[Stored data entries]
"""
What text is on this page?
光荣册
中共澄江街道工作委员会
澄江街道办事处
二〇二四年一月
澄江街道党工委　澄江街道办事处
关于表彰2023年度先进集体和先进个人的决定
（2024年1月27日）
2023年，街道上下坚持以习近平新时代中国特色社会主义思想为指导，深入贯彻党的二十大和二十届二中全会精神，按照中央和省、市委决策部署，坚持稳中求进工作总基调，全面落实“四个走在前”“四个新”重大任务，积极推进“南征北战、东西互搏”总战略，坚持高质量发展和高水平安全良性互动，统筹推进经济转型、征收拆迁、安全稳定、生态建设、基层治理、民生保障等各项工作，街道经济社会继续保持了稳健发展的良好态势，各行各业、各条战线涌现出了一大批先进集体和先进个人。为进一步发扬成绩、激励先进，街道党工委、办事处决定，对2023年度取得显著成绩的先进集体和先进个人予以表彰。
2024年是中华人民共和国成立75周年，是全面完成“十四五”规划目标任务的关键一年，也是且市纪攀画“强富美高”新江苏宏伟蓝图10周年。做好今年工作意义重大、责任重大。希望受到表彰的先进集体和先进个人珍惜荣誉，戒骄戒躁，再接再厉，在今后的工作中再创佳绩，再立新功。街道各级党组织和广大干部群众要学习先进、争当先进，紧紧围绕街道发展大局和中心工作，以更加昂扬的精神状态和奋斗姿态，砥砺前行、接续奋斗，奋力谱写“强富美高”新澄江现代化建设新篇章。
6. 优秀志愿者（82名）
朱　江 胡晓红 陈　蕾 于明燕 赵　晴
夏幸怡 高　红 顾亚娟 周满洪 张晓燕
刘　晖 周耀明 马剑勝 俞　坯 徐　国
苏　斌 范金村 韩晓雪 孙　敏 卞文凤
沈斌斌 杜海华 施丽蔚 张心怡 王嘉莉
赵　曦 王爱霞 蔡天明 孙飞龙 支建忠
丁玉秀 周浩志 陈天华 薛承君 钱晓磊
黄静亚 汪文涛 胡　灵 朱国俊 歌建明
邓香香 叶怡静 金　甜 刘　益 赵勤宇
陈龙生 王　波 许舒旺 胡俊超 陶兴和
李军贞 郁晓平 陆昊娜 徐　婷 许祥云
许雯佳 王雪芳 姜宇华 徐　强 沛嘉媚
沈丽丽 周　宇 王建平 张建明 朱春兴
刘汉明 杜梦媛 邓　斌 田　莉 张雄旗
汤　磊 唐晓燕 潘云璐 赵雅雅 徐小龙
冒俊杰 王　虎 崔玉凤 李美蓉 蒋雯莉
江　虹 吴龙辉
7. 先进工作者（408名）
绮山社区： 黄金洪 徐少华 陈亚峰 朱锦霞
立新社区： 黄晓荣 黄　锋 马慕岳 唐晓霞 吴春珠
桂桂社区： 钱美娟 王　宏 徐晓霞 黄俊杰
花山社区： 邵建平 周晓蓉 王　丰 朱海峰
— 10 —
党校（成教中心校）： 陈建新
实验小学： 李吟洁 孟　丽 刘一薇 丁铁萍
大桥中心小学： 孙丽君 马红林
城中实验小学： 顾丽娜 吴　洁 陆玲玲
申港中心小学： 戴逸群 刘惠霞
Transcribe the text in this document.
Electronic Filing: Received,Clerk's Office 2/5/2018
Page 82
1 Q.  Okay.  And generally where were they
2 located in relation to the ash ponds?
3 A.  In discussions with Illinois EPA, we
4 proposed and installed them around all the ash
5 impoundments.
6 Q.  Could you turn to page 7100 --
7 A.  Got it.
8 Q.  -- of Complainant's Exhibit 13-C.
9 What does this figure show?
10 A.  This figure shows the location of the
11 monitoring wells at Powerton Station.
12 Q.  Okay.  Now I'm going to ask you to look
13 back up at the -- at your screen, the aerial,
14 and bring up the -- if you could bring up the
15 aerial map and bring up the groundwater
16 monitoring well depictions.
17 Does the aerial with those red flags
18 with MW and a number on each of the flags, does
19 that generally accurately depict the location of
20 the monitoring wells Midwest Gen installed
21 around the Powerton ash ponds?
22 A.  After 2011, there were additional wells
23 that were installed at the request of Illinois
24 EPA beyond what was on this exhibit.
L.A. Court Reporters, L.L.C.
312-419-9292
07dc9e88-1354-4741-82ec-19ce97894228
"""
Write the number of lines containing the word "installed" and nothing besides it.

3